• Instructions to follow
Will you transcribe all the entries word for word, skipping the pictures they hold?

• Materials provided
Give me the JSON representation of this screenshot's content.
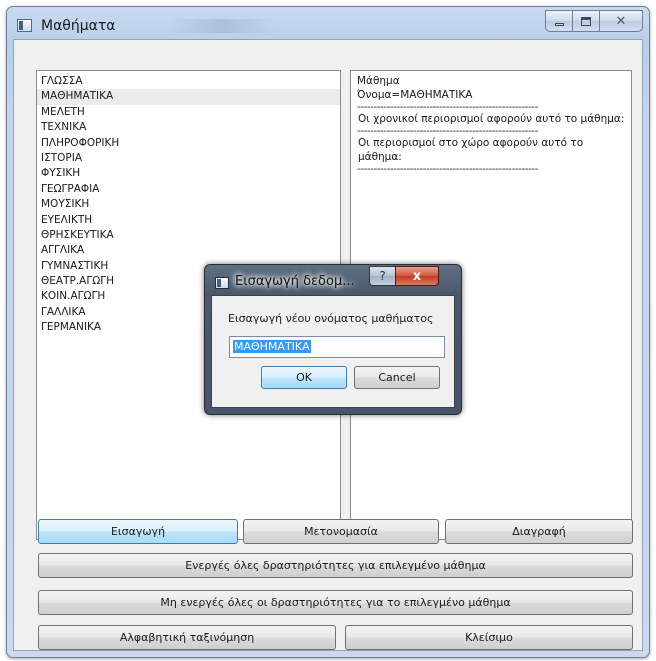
{
  "window": {
    "title": "Μαθήματα"
  },
  "caption": {
    "minimize": "minimize",
    "maximize": "maximize",
    "close": "close"
  },
  "list": {
    "selected_index": 1,
    "items": [
      "ΓΛΩΣΣΑ",
      "ΜΑΘΗΜΑΤΙΚΑ",
      "ΜΕΛΕΤΗ",
      "ΤΕΧΝΙΚΑ",
      "ΠΛΗΡΟΦΟΡΙΚΗ",
      "ΙΣΤΟΡΙΑ",
      "ΦΥΣΙΚΗ",
      "ΓΕΩΓΡΑΦΙΑ",
      "ΜΟΥΣΙΚΗ",
      "ΕΥΕΛΙΚΤΗ",
      "ΘΡΗΣΚΕΥΤΙΚΑ",
      "ΑΓΓΛΙΚΑ",
      "ΓΥΜΝΑΣΤΙΚΗ",
      "ΘΕΑΤΡ.ΑΓΩΓΗ",
      "ΚΟΙΝ.ΑΓΩΓΗ",
      "ΓΑΛΛΙΚΑ",
      "ΓΕΡΜΑΝΙΚΑ"
    ]
  },
  "info": {
    "line1": "Μάθημα",
    "line2": "Όνομα=ΜΑΘΗΜΑΤΙΚΑ",
    "separator": "-------------------------------------------------------",
    "time_constraints": "Οι χρονικοί περιορισμοί αφορούν αυτό το μάθημα:",
    "space_constraints": "Οι περιορισμοί στο χώρο αφορούν αυτό το μάθημα:"
  },
  "buttons": {
    "insert": "Εισαγωγή",
    "rename": "Μετονομασία",
    "delete": "Διαγραφή",
    "activate_all": "Ενεργές όλες δραστηριότητες για επιλεγμένο μάθημα",
    "deactivate_all": "Μη ενεργές όλες οι δραστηριότητες για το επιλεγμένο μάθημα",
    "sort": "Αλφαβητική ταξινόμηση",
    "close": "Κλείσιμο"
  },
  "dialog": {
    "title": "Εισαγωγή δεδομ...",
    "help": "?",
    "close": "x",
    "prompt": "Εισαγωγή νέου ονόματος μαθήματος",
    "value": "ΜΑΘΗΜΑΤΙΚΑ",
    "ok": "OK",
    "cancel": "Cancel"
  }
}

• Written solution
Give me the JSON representation of this screenshot's content.
{
  "window": {
    "title": "Μαθήματα"
  },
  "caption": {
    "minimize": "minimize",
    "maximize": "maximize",
    "close": "close"
  },
  "list": {
    "selected_index": 1,
    "items": [
      "ΓΛΩΣΣΑ",
      "ΜΑΘΗΜΑΤΙΚΑ",
      "ΜΕΛΕΤΗ",
      "ΤΕΧΝΙΚΑ",
      "ΠΛΗΡΟΦΟΡΙΚΗ",
      "ΙΣΤΟΡΙΑ",
      "ΦΥΣΙΚΗ",
      "ΓΕΩΓΡΑΦΙΑ",
      "ΜΟΥΣΙΚΗ",
      "ΕΥΕΛΙΚΤΗ",
      "ΘΡΗΣΚΕΥΤΙΚΑ",
      "ΑΓΓΛΙΚΑ",
      "ΓΥΜΝΑΣΤΙΚΗ",
      "ΘΕΑΤΡ.ΑΓΩΓΗ",
      "ΚΟΙΝ.ΑΓΩΓΗ",
      "ΓΑΛΛΙΚΑ",
      "ΓΕΡΜΑΝΙΚΑ"
    ]
  },
  "info": {
    "line1": "Μάθημα",
    "line2": "Όνομα=ΜΑΘΗΜΑΤΙΚΑ",
    "separator": "-------------------------------------------------------",
    "time_constraints": "Οι χρονικοί περιορισμοί αφορούν αυτό το μάθημα:",
    "space_constraints": "Οι περιορισμοί στο χώρο αφορούν αυτό το μάθημα:"
  },
  "buttons": {
    "insert": "Εισαγωγή",
    "rename": "Μετονομασία",
    "delete": "Διαγραφή",
    "activate_all": "Ενεργές όλες δραστηριότητες για επιλεγμένο μάθημα",
    "deactivate_all": "Μη ενεργές όλες οι δραστηριότητες για το επιλεγμένο μάθημα",
    "sort": "Αλφαβητική ταξινόμηση",
    "close": "Κλείσιμο"
  },
  "dialog": {
    "title": "Εισαγωγή δεδομ...",
    "help": "?",
    "close": "x",
    "prompt": "Εισαγωγή νέου ονόματος μαθήματος",
    "value": "ΜΑΘΗΜΑΤΙΚΑ",
    "ok": "OK",
    "cancel": "Cancel"
  }
}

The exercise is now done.